#### Records for this task
==*==
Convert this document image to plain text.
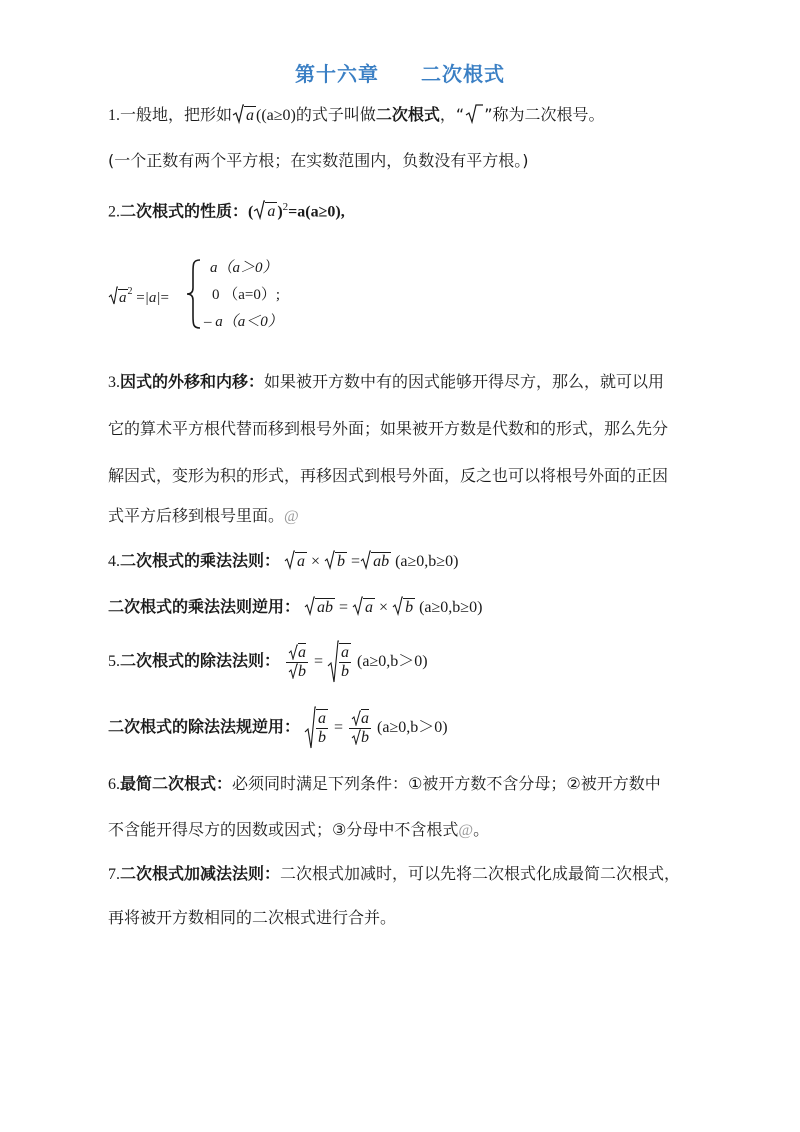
第十六章　　二次根式
1.一般地，把形如 a ((a≥0)的式子叫做二次根式，“ ”称为二次根号。
(一个正数有两个平方根；在实数范围内，负数没有平方根。)
2.二次根式的性质：( a )$^2$=a(a≥0),
$a^2 =|a|=$
a（a＞0）
0 （a=0）;
– a（a＜0）
3.因式的外移和内移：如果被开方数中有的因式能够开得尽方，那么，就可以用
它的算术平方根代替而移到根号外面；如果被开方数是代数和的形式，那么先分
解因式，变形为积的形式，再移因式到根号外面，反之也可以将根号外面的正因
式平方后移到根号里面。@
4.二次根式的乘法法则： a × b = ab (a≥0,b≥0)
二次根式的乘法法则逆用： ab = a × b (a≥0,b≥0)
5.二次根式的除法法则： $\frac{a}{b} = \frac{a}{b} (a\ge 0,b>0)$
二次根式的除法法规逆用： $\frac{a}{b} = \frac{a}{b} (a\ge 0,b>0)$
6.最简二次根式：必须同时满足下列条件：①被开方数不含分母；②被开方数中
不含能开得尽方的因数或因式；③分母中不含根式@。
7.二次根式加减法法则：二次根式加减时，可以先将二次根式化成最简二次根式，
再将被开方数相同的二次根式进行合并。
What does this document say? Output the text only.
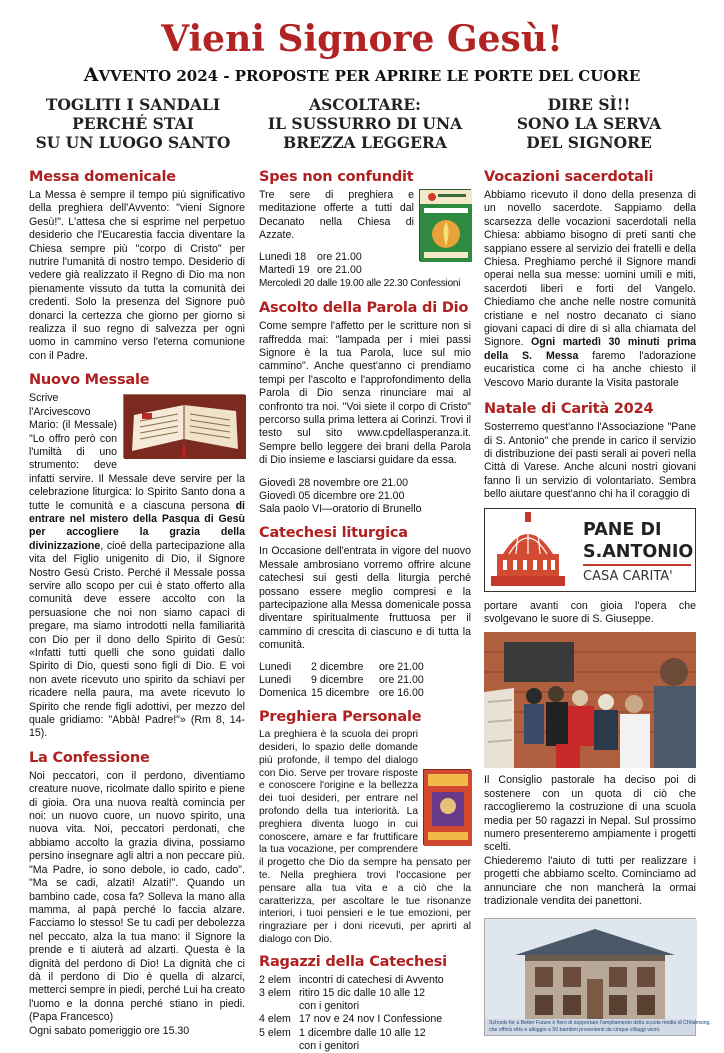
Vieni Signore Gesù!
AVVENTO 2024 - PROPOSTE PER APRIRE LE PORTE DEL CUORE
TOGLITI I SANDALI
PERCHÉ STAI
SU UN LUOGO SANTO
ASCOLTARE:
IL SUSSURRO DI UNA
BREZZA LEGGERA
DIRE SÌ!!
SONO LA SERVA
DEL SIGNORE
Messa domenicale
La Messa è sempre il tempo più significativo della preghiera dell'Avvento: "vieni Signore Gesù!". L'attesa che si esprime nel perpetuo desiderio che l'Eucarestia faccia diventare la Chiesa sempre più "corpo di Cristo" per nutrire l'umanità di nostro tempo. Desiderio di vedere già realizzato il Regno di Dio ma non pienamente vissuto da tutta la comunità dei credenti. Solo la presenza del Signore può donarci la certezza che giorno per giorno si realizza il suo regno di salvezza per ogni uomo in cammino verso l'eterna comunione con il Padre.
Nuovo Messale
Scrive l'Arcivescovo Mario: (il Messale) "Lo offro però con l'umiltà di uno strumento: deve infatti servire. Il Messale deve servire per la celebrazione liturgica: lo Spirito Santo dona a tutte le comunità e a ciascuna persona di entrare nel mistero della Pasqua di Gesù per accogliere la grazia della divinizzazione, cioè della partecipazione alla vita del Figlio unigenito di Dio, il Signore Nostro Gesù Cristo. Perché il Messale possa servire allo scopo per cui è stato offerto alla comunità deve essere accolto con la persuasione che noi non siamo capaci di pregare, ma siamo introdotti nella familiarità con Dio per il dono dello Spirito di Gesù: «Infatti tutti quelli che sono guidati dallo Spirito di Dio, questi sono figli di Dio. E voi non avete ricevuto uno spirito da schiavi per ricadere nella paura, ma avete ricevuto lo Spirito che rende figli adottivi, per mezzo del quale gridiamo: "Abbà! Padre!"» (Rm 8, 14-15).
La Confessione
Noi peccatori, con il perdono, diventiamo creature nuove, ricolmate dallo spirito e piene di gioia. Ora una nuova realtà comincia per noi: un nuovo cuore, un nuovo spirito, una nuova vita. Noi, peccatori perdonati, che abbiamo accolto la grazia divina, possiamo persino insegnare agli altri a non peccare più. "Ma Padre, io sono debole, io cado, cado". "Ma se cadi, alzati! Alzati!". Quando un bambino cade, cosa fa? Solleva la mano alla mamma, al papà perché lo faccia alzare. Facciamo lo stesso! Se tu cadi per debolezza nel peccato, alza la tua mano: il Signore la prende e ti aiuterà ad alzarti. Questa è la dignità del perdono di Dio! La dignità che ci dà il perdono di Dio è quella di alzarci, metterci sempre in piedi, perché Lui ha creato l'uomo e la donna perché stiano in piedi. (Papa Francesco)
Ogni sabato pomeriggio ore 15.30
Spes non confundit
Tre sere di preghiera e meditazione offerte a tutti dal Decanato nella Chiesa di Azzate.
Lunedì 18	ore 21.00
Martedì 19 ore 21.00
Mercoledì 20 dalle 19.00 alle 22.30 Confessioni
Ascolto della Parola di Dio
Come sempre l'affetto per le scritture non si raffredda mai: "lampada per i miei passi Signore è la tua Parola, luce sul mio cammino". Anche quest'anno ci prendiamo tempi per l'ascolto e l'approfondimento della Parola di Dio senza rinunciare mai al confronto tra noi. "Voi siete il corpo di Cristo" percorso sulla prima lettera ai Corinzi. Trovi il testo sul sito www.cpdellasperanza.it. Sempre bello leggere dei brani della Parola di Dio insieme e lasciarsi guidare da essa.
Giovedì 28 novembre ore 21.00
Giovedì 05 dicembre ore 21.00
Sala paolo VI—oratorio di Brunello
Catechesi liturgica
In Occasione dell'entrata in vigore del nuovo Messale ambrosiano vorremo offrire alcune catechesi sui gesti della liturgia perché possano essere meglio compresi e la partecipazione alla Messa domenicale possa diventare spiritualmente fruttuosa per il cammino di crescita di ciascuno e di tutta la comunità.
Lunedì	2 dicembre	ore 21.00
Lunedì	9 dicembre	ore 21.00
Domenica 15 dicembre ore 16.00
Preghiera Personale
La preghiera è la scuola dei propri desideri, lo spazio delle domande più profonde, il tempo del dialogo con Dio. Serve per trovare risposte e conoscere l'origine e la bellezza dei tuoi desideri, per entrare nel profondo della tua interiorità. La preghiera diventa luogo in cui conoscere, amare e far fruttificare la tua vocazione, per comprendere il progetto che Dio da sempre ha pensato per te. Nella preghiera trovi l'occasione per pensare alla tua vita e a ciò che la caratterizza, per ascoltare le tue risonanze interiori, i tuoi pensieri e le tue emozioni, per ringraziare per i doni ricevuti, per aprirti al dialogo con Dio.
Ragazzi della Catechesi
2 elem incontri di catechesi di Avvento
3 elem ritiro 15 dic dalle 10 alle 12
con i genitori
4 elem 17 nov e 24 nov I Confessione
5 elem 1 dicembre dalle 10 alle 12
con i genitori
Vocazioni sacerdotali
Abbiamo ricevuto il dono della presenza di un novello sacerdote. Sappiamo della scarsezza delle vocazioni sacerdotali nella Chiesa: abbiamo bisogno di preti santi che sappiano essere al servizio dei fratelli e della Chiesa. Preghiamo perché il Signore mandi operai nella sua messe: uomini umili e miti, sacerdoti liberi e forti del Vangelo. Chiediamo che anche nelle nostre comunità cristiane e nel nostro decanato ci siano giovani capaci di dire di sì alla chiamata del Signore. Ogni martedì 30 minuti prima della S. Messa faremo l'adorazione eucaristica come ci ha anche chiesto il Vescovo Mario durante la Visita pastorale
Natale di Carità 2024
Sosterremo quest'anno l'Associazione "Pane di S. Antonio" che prende in carico il servizio di distribuzione dei pasti serali ai poveri nella Città di Varese. Anche alcuni nostri giovani fanno lì un servizio di volontariato. Sembra bello aiutare quest'anno chi ha il coraggio di
PANE DI
S.ANTONIO
CASA CARITA'
portare avanti con gioia l'opera che svolgevano le suore di S. Giuseppe.
Il Consiglio pastorale ha deciso poi di sostenere con un quota di ciò che raccoglieremo la costruzione di una scuola media per 50 ragazzi in Nepal. Sul prossimo numero presenteremo ampiamente i progetti scelti.
Chiederemo l'aiuto di tutti per realizzare i progetti che abbiamo scelto. Cominciamo ad annunciare che non mancherà la ormai tradizionale vendita dei panettoni.
Schools for a Better Future è fiero di supportare l'ampliamento della scuola media di Chhamsing,
che offrirà vitto e alloggio a 50 bambini provenienti da cinque villaggi vicini.
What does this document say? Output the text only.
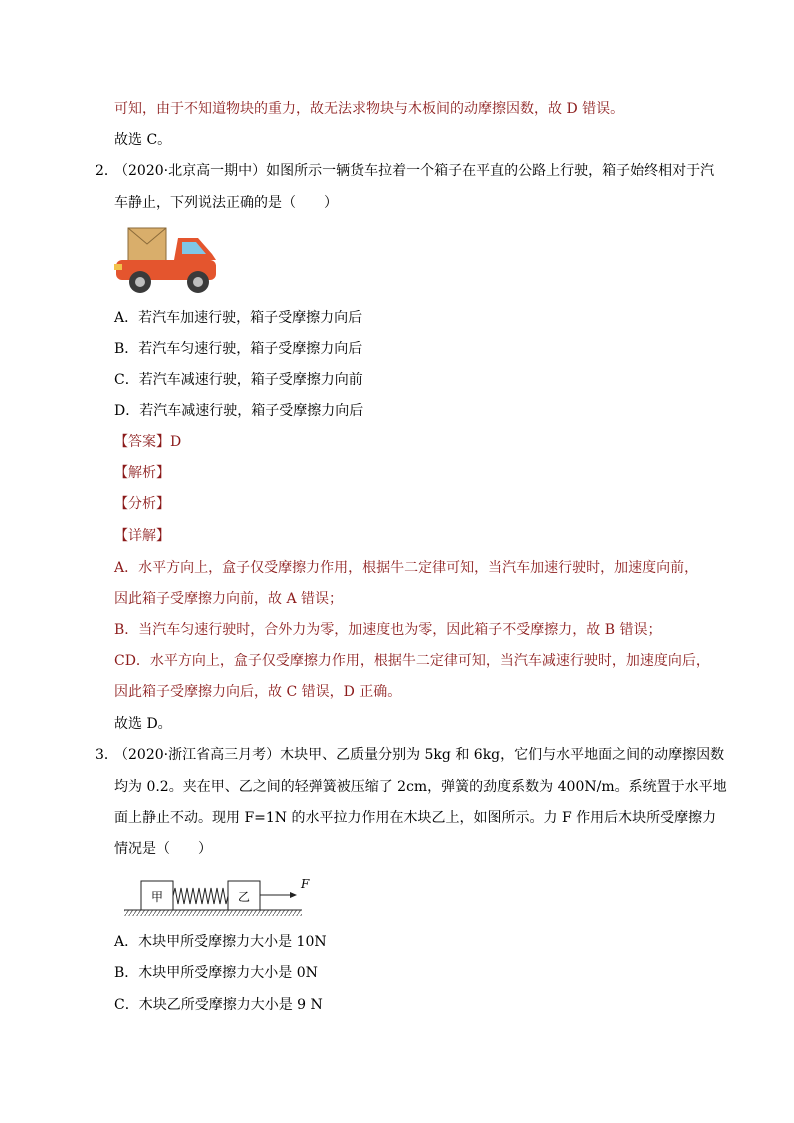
可知，由于不知道物块的重力，故无法求物块与木板间的动摩擦因数，故 D 错误。
故选 C。
2．
（2020·北京高一期中）如图所示一辆货车拉着一个箱子在平直的公路上行驶，箱子始终相对于汽
车静止，下列说法正确的是（　　）
A．若汽车加速行驶，箱子受摩擦力向后
B．若汽车匀速行驶，箱子受摩擦力向后
C．若汽车减速行驶，箱子受摩擦力向前
D．若汽车减速行驶，箱子受摩擦力向后
【答案】D
【解析】
【分析】
【详解】
A．水平方向上，盒子仅受摩擦力作用，根据牛二定律可知，当汽车加速行驶时，加速度向前，
因此箱子受摩擦力向前，故 A 错误；
B．当汽车匀速行驶时，合外力为零，加速度也为零，因此箱子不受摩擦力，故 B 错误；
CD．水平方向上，盒子仅受摩擦力作用，根据牛二定律可知，当汽车减速行驶时，加速度向后，
因此箱子受摩擦力向后，故 C 错误，D 正确。
故选 D。
3．
（2020·浙江省高三月考）木块甲、乙质量分别为 5kg 和 6kg，它们与水平地面之间的动摩擦因数
均为 0.2。夹在甲、乙之间的轻弹簧被压缩了 2cm，弹簧的劲度系数为 400N/m。系统置于水平地
面上静止不动。现用 F=1N 的水平拉力作用在木块乙上，如图所示。力 F 作用后木块所受摩擦力
情况是（　　）
甲	乙
F
A．木块甲所受摩擦力大小是 10N
B．木块甲所受摩擦力大小是 0N
C．木块乙所受摩擦力大小是 9 N
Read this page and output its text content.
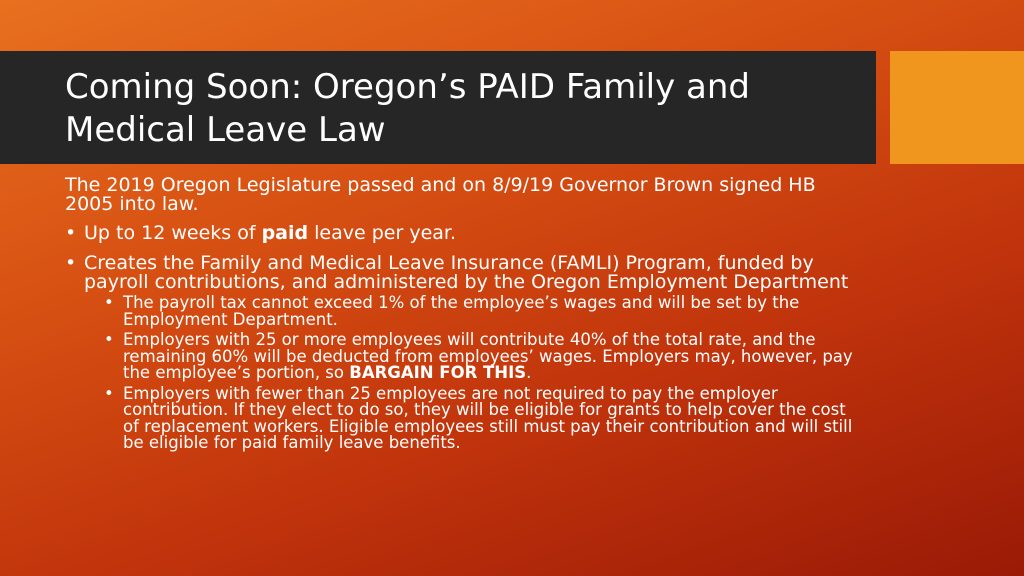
Coming Soon: Oregon’s PAID Family and
Medical Leave Law

The 2019 Oregon Legislature passed and on 8/9/19 Governor Brown signed HB 2005 into law.

• Up to 12 weeks of paid leave per year.
• Creates the Family and Medical Leave Insurance (FAMLI) Program, funded by payroll contributions, and administered by the Oregon Employment Department
• The payroll tax cannot exceed 1% of the employee’s wages and will be set by the Employment Department.
• Employers with 25 or more employees will contribute 40% of the total rate, and the remaining 60% will be deducted from employees’ wages. Employers may, however, pay the employee’s portion, so BARGAIN FOR THIS.
• Employers with fewer than 25 employees are not required to pay the employer contribution. If they elect to do so, they will be eligible for grants to help cover the cost of replacement workers. Eligible employees still must pay their contribution and will still be eligible for paid family leave benefits.
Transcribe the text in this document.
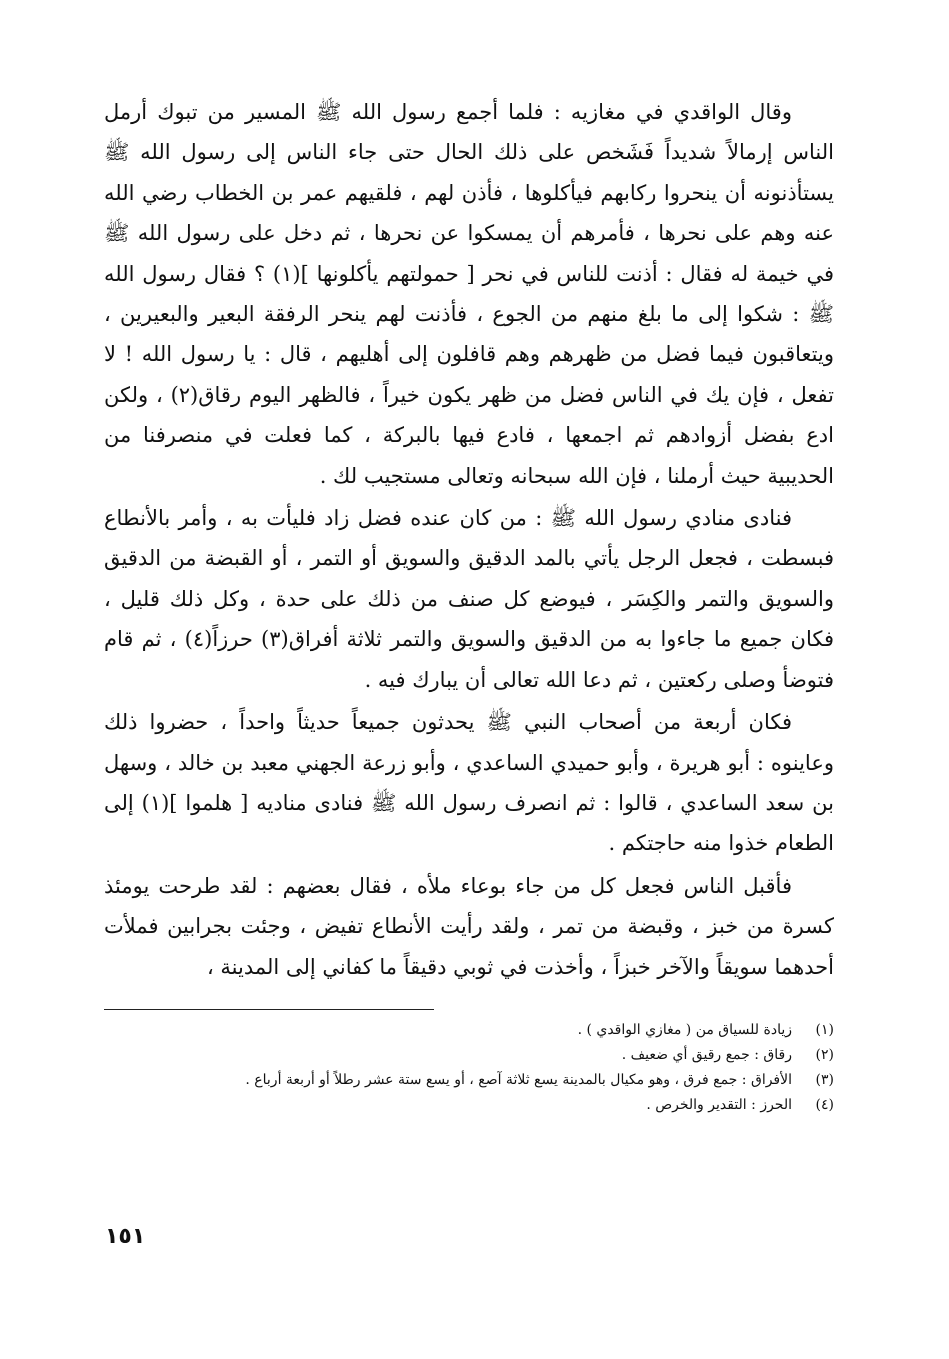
وقال الواقدي في مغازيه : فلما أجمع رسول الله ﷺ المسير من تبوك أرمل الناس إرمالاً شديداً فَشَخص على ذلك الحال حتى جاء الناس إلى رسول الله ﷺ يستأذنونه أن ينحروا ركابهم فيأكلوها ، فأذن لهم ، فلقيهم عمر بن الخطاب رضي الله عنه وهم على نحرها ، فأمرهم أن يمسكوا عن نحرها ، ثم دخل على رسول الله ﷺ في خيمة له فقال : أذنت للناس في نحر [ حمولتهم يأكلونها ](١) ؟ فقال رسول الله ﷺ : شكوا إلى ما بلغ منهم من الجوع ، فأذنت لهم ينحر الرفقة البعير والبعيرين ، ويتعاقبون فيما فضل من ظهرهم وهم قافلون إلى أهليهم ، قال : يا رسول الله ! لا تفعل ، فإن يك في الناس فضل من ظهر يكون خيراً ، فالظهر اليوم رقاق(٢) ، ولكن ادع بفضل أزوادهم ثم اجمعها ، فادع فيها بالبركة ، كما فعلت في منصرفنا من الحديبية حيث أرملنا ، فإن الله سبحانه وتعالى مستجيب لك .

فنادى منادي رسول الله ﷺ : من كان عنده فضل زاد فليأت به ، وأمر بالأنطاع فبسطت ، فجعل الرجل يأتي بالمد الدقيق والسويق أو التمر ، أو القبضة من الدقيق والسويق والتمر والكِسَر ، فيوضع كل صنف من ذلك على حدة ، وكل ذلك قليل ، فكان جميع ما جاءوا به من الدقيق والسويق والتمر ثلاثة أفراق(٣) حرزاً(٤) ، ثم قام فتوضأ وصلى ركعتين ، ثم دعا الله تعالى أن يبارك فيه .

فكان أربعة من أصحاب النبي ﷺ يحدثون جميعاً حديثاً واحداً ، حضروا ذلك وعاينوه : أبو هريرة ، وأبو حميدي الساعدي ، وأبو زرعة الجهني معبد بن خالد ، وسهل بن سعد الساعدي ، قالوا : ثم انصرف رسول الله ﷺ فنادى مناديه [ هلموا ](١) إلى الطعام خذوا منه حاجتكم .

فأقبل الناس فجعل كل من جاء بوعاء ملأه ، فقال بعضهم : لقد طرحت يومئذ كسرة من خبز ، وقبضة من تمر ، ولقد رأيت الأنطاع تفيض ، وجئت بجرابين فملأت أحدهما سويقاً والآخر خبزاً ، وأخذت في ثوبي دقيقاً ما كفاني إلى المدينة ،

(١)
زيادة للسياق من ( مغازي الواقدي ) .
(٢)
رقاق : جمع رقيق أي ضعيف .
(٣)
الأفراق : جمع فرق ، وهو مكيال بالمدينة يسع ثلاثة آصع ، أو يسع ستة عشر رطلاً أو أربعة أرباع .
(٤)
الحرز : التقدير والخرص .
١٥١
==*==
#### Task statement
Read the lines above. Gather those in which the string "أربعة" is found.

#### Answer
فكان أربعة من أصحاب النبي ﷺ يحدثون جميعاً حديثاً واحداً ، حضروا ذلك وعاينوه : أبو هريرة ، وأبو حميدي الساعدي ، وأبو زرعة الجهني معبد بن خالد ، وسهل بن سعد الساعدي ، قالوا : ثم انصرف رسول الله ﷺ فنادى مناديه [ هلموا ](١) إلى الطعام خذوا منه حاجتكم .
الأفراق : جمع فرق ، وهو مكيال بالمدينة يسع ثلاثة آصع ، أو يسع ستة عشر رطلاً أو أربعة أرباع .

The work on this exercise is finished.